Written exercise ▸ Quote each record exactly, please, leaving none out.

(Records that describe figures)
——————————

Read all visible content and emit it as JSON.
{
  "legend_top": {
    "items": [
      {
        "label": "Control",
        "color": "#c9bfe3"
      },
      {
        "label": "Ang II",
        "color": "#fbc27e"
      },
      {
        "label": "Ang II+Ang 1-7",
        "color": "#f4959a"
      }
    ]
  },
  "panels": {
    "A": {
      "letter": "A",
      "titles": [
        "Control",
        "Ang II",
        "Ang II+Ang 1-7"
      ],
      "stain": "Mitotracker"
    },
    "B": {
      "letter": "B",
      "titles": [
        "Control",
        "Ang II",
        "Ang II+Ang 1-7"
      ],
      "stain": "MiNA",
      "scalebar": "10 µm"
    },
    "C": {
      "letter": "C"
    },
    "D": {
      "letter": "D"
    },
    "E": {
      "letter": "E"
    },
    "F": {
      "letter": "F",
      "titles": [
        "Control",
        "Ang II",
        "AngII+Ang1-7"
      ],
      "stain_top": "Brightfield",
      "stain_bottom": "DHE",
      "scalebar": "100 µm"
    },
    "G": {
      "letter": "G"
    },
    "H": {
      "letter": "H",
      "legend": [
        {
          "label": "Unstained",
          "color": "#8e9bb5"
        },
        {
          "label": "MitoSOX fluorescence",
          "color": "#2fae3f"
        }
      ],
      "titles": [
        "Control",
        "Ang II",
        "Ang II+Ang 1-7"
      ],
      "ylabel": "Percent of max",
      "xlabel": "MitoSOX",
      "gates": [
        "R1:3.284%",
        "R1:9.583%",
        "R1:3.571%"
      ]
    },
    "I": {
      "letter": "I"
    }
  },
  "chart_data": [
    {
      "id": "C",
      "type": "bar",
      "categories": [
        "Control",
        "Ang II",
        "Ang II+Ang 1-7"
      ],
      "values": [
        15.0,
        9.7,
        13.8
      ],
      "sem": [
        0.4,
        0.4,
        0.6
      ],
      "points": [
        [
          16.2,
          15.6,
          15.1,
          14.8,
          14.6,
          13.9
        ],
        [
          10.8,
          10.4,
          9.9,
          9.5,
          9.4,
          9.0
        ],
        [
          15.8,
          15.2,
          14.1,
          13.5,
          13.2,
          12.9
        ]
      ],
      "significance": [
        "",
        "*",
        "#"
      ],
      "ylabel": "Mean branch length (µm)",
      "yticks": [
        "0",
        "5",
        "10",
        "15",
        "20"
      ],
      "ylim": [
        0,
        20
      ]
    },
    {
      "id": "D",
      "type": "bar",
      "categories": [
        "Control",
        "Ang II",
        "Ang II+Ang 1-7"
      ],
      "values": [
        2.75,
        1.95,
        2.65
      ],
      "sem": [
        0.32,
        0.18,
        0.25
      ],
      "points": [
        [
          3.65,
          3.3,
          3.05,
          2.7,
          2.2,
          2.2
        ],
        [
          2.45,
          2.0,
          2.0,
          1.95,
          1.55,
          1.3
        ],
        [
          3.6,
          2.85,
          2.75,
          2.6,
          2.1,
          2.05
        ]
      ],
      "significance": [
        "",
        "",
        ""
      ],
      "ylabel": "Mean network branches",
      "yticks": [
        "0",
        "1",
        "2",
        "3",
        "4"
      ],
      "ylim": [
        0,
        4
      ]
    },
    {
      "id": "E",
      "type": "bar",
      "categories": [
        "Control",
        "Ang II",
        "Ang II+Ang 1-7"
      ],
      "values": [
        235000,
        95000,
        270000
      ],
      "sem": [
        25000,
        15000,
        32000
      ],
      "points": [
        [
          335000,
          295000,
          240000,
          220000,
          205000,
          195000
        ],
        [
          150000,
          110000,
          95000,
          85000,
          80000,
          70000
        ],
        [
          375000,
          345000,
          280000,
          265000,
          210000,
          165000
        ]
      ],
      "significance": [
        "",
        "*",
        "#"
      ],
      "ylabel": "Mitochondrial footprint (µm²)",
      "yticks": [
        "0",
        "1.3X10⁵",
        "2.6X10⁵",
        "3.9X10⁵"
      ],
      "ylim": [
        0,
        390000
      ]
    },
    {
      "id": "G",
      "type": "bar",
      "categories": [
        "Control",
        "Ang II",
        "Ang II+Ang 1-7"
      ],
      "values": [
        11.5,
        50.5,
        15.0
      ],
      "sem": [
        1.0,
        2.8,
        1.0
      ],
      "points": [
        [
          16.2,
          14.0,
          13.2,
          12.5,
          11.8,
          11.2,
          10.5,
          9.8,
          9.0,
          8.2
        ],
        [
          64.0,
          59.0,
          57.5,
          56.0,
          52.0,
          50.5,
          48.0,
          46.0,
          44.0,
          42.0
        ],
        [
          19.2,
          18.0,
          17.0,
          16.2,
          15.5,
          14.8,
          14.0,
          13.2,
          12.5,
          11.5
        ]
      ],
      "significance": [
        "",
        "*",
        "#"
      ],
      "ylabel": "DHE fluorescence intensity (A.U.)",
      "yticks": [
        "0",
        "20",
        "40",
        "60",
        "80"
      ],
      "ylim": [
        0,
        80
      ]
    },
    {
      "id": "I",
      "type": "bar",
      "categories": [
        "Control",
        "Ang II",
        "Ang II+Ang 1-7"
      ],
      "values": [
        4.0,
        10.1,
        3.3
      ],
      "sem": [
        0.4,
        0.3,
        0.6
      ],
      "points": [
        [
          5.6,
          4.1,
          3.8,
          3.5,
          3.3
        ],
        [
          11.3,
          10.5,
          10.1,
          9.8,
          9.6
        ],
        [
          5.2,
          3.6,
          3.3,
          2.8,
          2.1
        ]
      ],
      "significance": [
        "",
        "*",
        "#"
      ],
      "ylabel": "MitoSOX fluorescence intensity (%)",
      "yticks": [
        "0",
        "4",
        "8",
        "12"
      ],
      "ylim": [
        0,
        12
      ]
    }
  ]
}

——————————

The completed task ▸
Read all visible content and emit it as JSON.
{
  "legend_top": {
    "items": [
      {
        "label": "Control",
        "color": "#c9bfe3"
      },
      {
        "label": "Ang II",
        "color": "#fbc27e"
      },
      {
        "label": "Ang II+Ang 1-7",
        "color": "#f4959a"
      }
    ]
  },
  "panels": {
    "A": {
      "letter": "A",
      "titles": [
        "Control",
        "Ang II",
        "Ang II+Ang 1-7"
      ],
      "stain": "Mitotracker"
    },
    "B": {
      "letter": "B",
      "titles": [
        "Control",
        "Ang II",
        "Ang II+Ang 1-7"
      ],
      "stain": "MiNA",
      "scalebar": "10 µm"
    },
    "C": {
      "letter": "C"
    },
    "D": {
      "letter": "D"
    },
    "E": {
      "letter": "E"
    },
    "F": {
      "letter": "F",
      "titles": [
        "Control",
        "Ang II",
        "AngII+Ang1-7"
      ],
      "stain_top": "Brightfield",
      "stain_bottom": "DHE",
      "scalebar": "100 µm"
    },
    "G": {
      "letter": "G"
    },
    "H": {
      "letter": "H",
      "legend": [
        {
          "label": "Unstained",
          "color": "#8e9bb5"
        },
        {
          "label": "MitoSOX fluorescence",
          "color": "#2fae3f"
        }
      ],
      "titles": [
        "Control",
        "Ang II",
        "Ang II+Ang 1-7"
      ],
      "ylabel": "Percent of max",
      "xlabel": "MitoSOX",
      "gates": [
        "R1:3.284%",
        "R1:9.583%",
        "R1:3.571%"
      ]
    },
    "I": {
      "letter": "I"
    }
  },
  "chart_data": [
    {
      "id": "C",
      "type": "bar",
      "categories": [
        "Control",
        "Ang II",
        "Ang II+Ang 1-7"
      ],
      "values": [
        15.0,
        9.7,
        13.8
      ],
      "sem": [
        0.4,
        0.4,
        0.6
      ],
      "points": [
        [
          16.2,
          15.6,
          15.1,
          14.8,
          14.6,
          13.9
        ],
        [
          10.8,
          10.4,
          9.9,
          9.5,
          9.4,
          9.0
        ],
        [
          15.8,
          15.2,
          14.1,
          13.5,
          13.2,
          12.9
        ]
      ],
      "significance": [
        "",
        "*",
        "#"
      ],
      "ylabel": "Mean branch length (µm)",
      "yticks": [
        "0",
        "5",
        "10",
        "15",
        "20"
      ],
      "ylim": [
        0,
        20
      ]
    },
    {
      "id": "D",
      "type": "bar",
      "categories": [
        "Control",
        "Ang II",
        "Ang II+Ang 1-7"
      ],
      "values": [
        2.75,
        1.95,
        2.65
      ],
      "sem": [
        0.32,
        0.18,
        0.25
      ],
      "points": [
        [
          3.65,
          3.3,
          3.05,
          2.7,
          2.2,
          2.2
        ],
        [
          2.45,
          2.0,
          2.0,
          1.95,
          1.55,
          1.3
        ],
        [
          3.6,
          2.85,
          2.75,
          2.6,
          2.1,
          2.05
        ]
      ],
      "significance": [
        "",
        "",
        ""
      ],
      "ylabel": "Mean network branches",
      "yticks": [
        "0",
        "1",
        "2",
        "3",
        "4"
      ],
      "ylim": [
        0,
        4
      ]
    },
    {
      "id": "E",
      "type": "bar",
      "categories": [
        "Control",
        "Ang II",
        "Ang II+Ang 1-7"
      ],
      "values": [
        235000,
        95000,
        270000
      ],
      "sem": [
        25000,
        15000,
        32000
      ],
      "points": [
        [
          335000,
          295000,
          240000,
          220000,
          205000,
          195000
        ],
        [
          150000,
          110000,
          95000,
          85000,
          80000,
          70000
        ],
        [
          375000,
          345000,
          280000,
          265000,
          210000,
          165000
        ]
      ],
      "significance": [
        "",
        "*",
        "#"
      ],
      "ylabel": "Mitochondrial footprint (µm²)",
      "yticks": [
        "0",
        "1.3X10⁵",
        "2.6X10⁵",
        "3.9X10⁵"
      ],
      "ylim": [
        0,
        390000
      ]
    },
    {
      "id": "G",
      "type": "bar",
      "categories": [
        "Control",
        "Ang II",
        "Ang II+Ang 1-7"
      ],
      "values": [
        11.5,
        50.5,
        15.0
      ],
      "sem": [
        1.0,
        2.8,
        1.0
      ],
      "points": [
        [
          16.2,
          14.0,
          13.2,
          12.5,
          11.8,
          11.2,
          10.5,
          9.8,
          9.0,
          8.2
        ],
        [
          64.0,
          59.0,
          57.5,
          56.0,
          52.0,
          50.5,
          48.0,
          46.0,
          44.0,
          42.0
        ],
        [
          19.2,
          18.0,
          17.0,
          16.2,
          15.5,
          14.8,
          14.0,
          13.2,
          12.5,
          11.5
        ]
      ],
      "significance": [
        "",
        "*",
        "#"
      ],
      "ylabel": "DHE fluorescence intensity (A.U.)",
      "yticks": [
        "0",
        "20",
        "40",
        "60",
        "80"
      ],
      "ylim": [
        0,
        80
      ]
    },
    {
      "id": "I",
      "type": "bar",
      "categories": [
        "Control",
        "Ang II",
        "Ang II+Ang 1-7"
      ],
      "values": [
        4.0,
        10.1,
        3.3
      ],
      "sem": [
        0.4,
        0.3,
        0.6
      ],
      "points": [
        [
          5.6,
          4.1,
          3.8,
          3.5,
          3.3
        ],
        [
          11.3,
          10.5,
          10.1,
          9.8,
          9.6
        ],
        [
          5.2,
          3.6,
          3.3,
          2.8,
          2.1
        ]
      ],
      "significance": [
        "",
        "*",
        "#"
      ],
      "ylabel": "MitoSOX fluorescence intensity (%)",
      "yticks": [
        "0",
        "4",
        "8",
        "12"
      ],
      "ylim": [
        0,
        12
      ]
    }
  ]
}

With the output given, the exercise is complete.